— Requirements —
Quote the records below in full, exactly as given, with the images taken out.

Records excerpted from a collection:
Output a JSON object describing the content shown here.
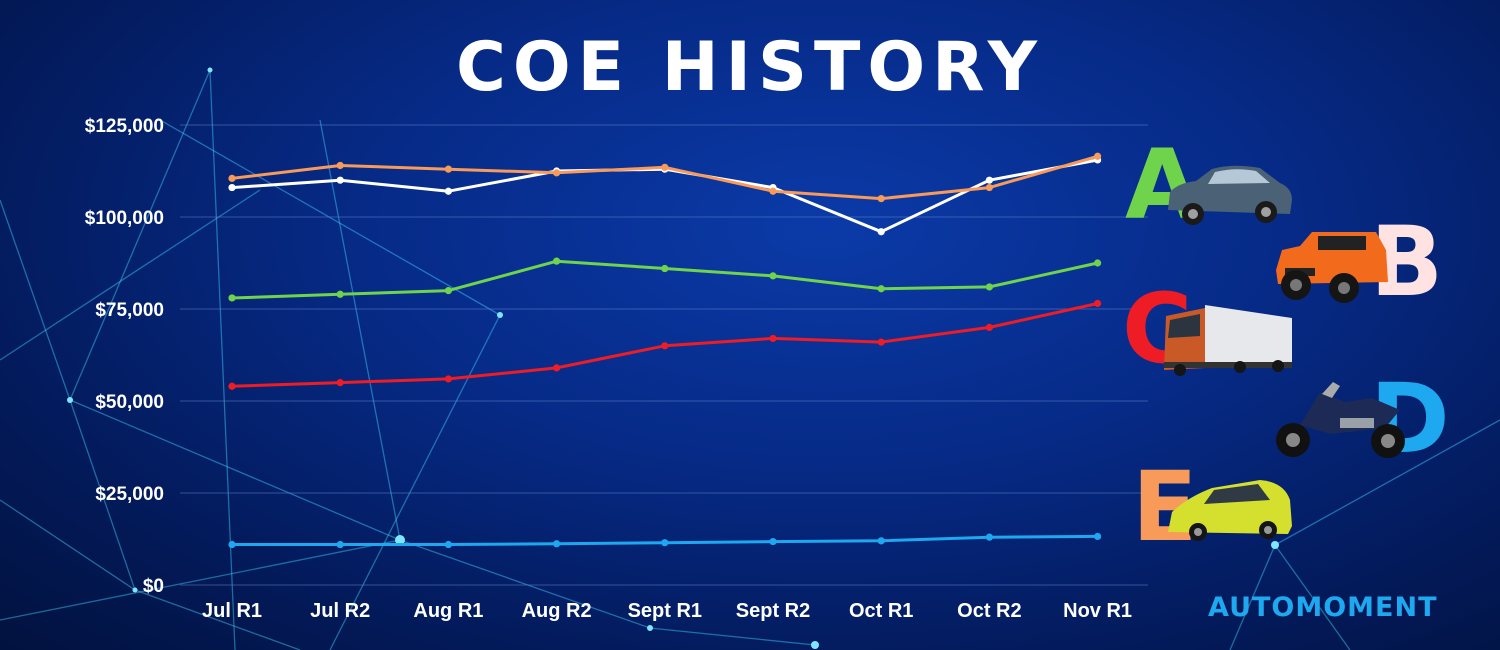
{
  "title": "COE HISTORY",
  "brand": "AUTOMOMENT",
  "chart_data": {
    "type": "line",
    "title": "COE HISTORY",
    "categories": [
      "Jul R1",
      "Jul R2",
      "Aug R1",
      "Aug R2",
      "Sept R1",
      "Sept R2",
      "Oct R1",
      "Oct R2",
      "Nov R1"
    ],
    "y_ticks": [
      "$0",
      "$25,000",
      "$50,000",
      "$75,000",
      "$100,000",
      "$125,000"
    ],
    "ylim": [
      0,
      125000
    ],
    "grid": true,
    "series": [
      {
        "label": "A",
        "color": "#6fd34b",
        "vehicle_icon": "sedan-car-icon",
        "values": [
          78000,
          79000,
          80000,
          88000,
          86000,
          84000,
          80500,
          81000,
          87500
        ]
      },
      {
        "label": "B",
        "color": "#ffe2e2",
        "vehicle_icon": "suv-jeep-icon",
        "values": [
          108000,
          110000,
          107000,
          112500,
          113000,
          108000,
          96000,
          110000,
          115500
        ]
      },
      {
        "label": "C",
        "color": "#ee1c24",
        "vehicle_icon": "truck-icon",
        "values": [
          54000,
          55000,
          56000,
          59000,
          65000,
          67000,
          66000,
          70000,
          76500
        ]
      },
      {
        "label": "D",
        "color": "#1ea8f0",
        "vehicle_icon": "motorcycle-icon",
        "values": [
          11000,
          11000,
          11000,
          11200,
          11500,
          11800,
          12000,
          13000,
          13200
        ]
      },
      {
        "label": "E",
        "color": "#f79a5a",
        "vehicle_icon": "minivan-icon",
        "values": [
          110500,
          114000,
          113000,
          112000,
          113500,
          107000,
          105000,
          108000,
          116500
        ]
      }
    ],
    "line_colors": {
      "B": "#ffffff"
    }
  }
}
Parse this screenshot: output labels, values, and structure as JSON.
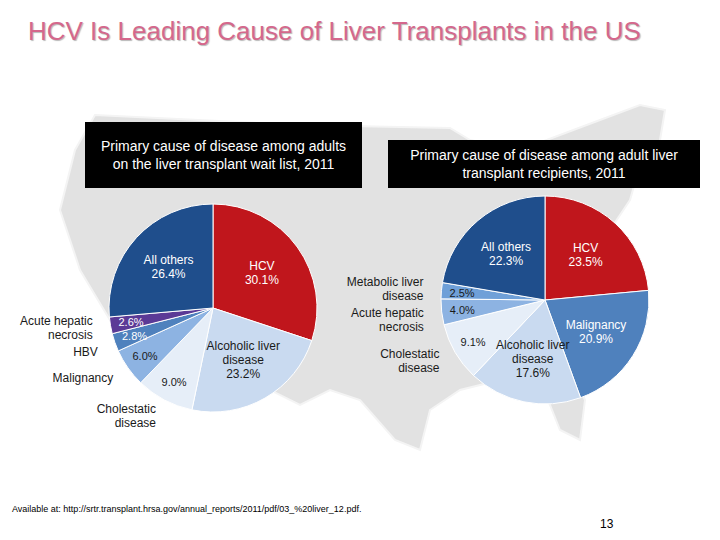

— Answer to the exercise —
Output a JSON object describing the content shown here.
{
  "title": "COE HISTORY",
  "brand": "AUTOMOMENT",
  "chart_data": {
    "type": "line",
    "title": "COE HISTORY",
    "categories": [
      "Jul R1",
      "Jul R2",
      "Aug R1",
      "Aug R2",
      "Sept R1",
      "Sept R2",
      "Oct R1",
      "Oct R2",
      "Nov R1"
    ],
    "y_ticks": [
      "$0",
      "$25,000",
      "$50,000",
      "$75,000",
      "$100,000",
      "$125,000"
    ],
    "ylim": [
      0,
      125000
    ],
    "grid": true,
    "series": [
      {
        "label": "A",
        "color": "#6fd34b",
        "vehicle_icon": "sedan-car-icon",
        "values": [
          78000,
          79000,
          80000,
          88000,
          86000,
          84000,
          80500,
          81000,
          87500
        ]
      },
      {
        "label": "B",
        "color": "#ffe2e2",
        "vehicle_icon": "suv-jeep-icon",
        "values": [
          108000,
          110000,
          107000,
          112500,
          113000,
          108000,
          96000,
          110000,
          115500
        ]
      },
      {
        "label": "C",
        "color": "#ee1c24",
        "vehicle_icon": "truck-icon",
        "values": [
          54000,
          55000,
          56000,
          59000,
          65000,
          67000,
          66000,
          70000,
          76500
        ]
      },
      {
        "label": "D",
        "color": "#1ea8f0",
        "vehicle_icon": "motorcycle-icon",
        "values": [
          11000,
          11000,
          11000,
          11200,
          11500,
          11800,
          12000,
          13000,
          13200
        ]
      },
      {
        "label": "E",
        "color": "#f79a5a",
        "vehicle_icon": "minivan-icon",
        "values": [
          110500,
          114000,
          113000,
          112000,
          113500,
          107000,
          105000,
          108000,
          116500
        ]
      }
    ],
    "line_colors": {
      "B": "#ffffff"
    }
  }
}
Parse this screenshot: output labels, values, and structure as JSON.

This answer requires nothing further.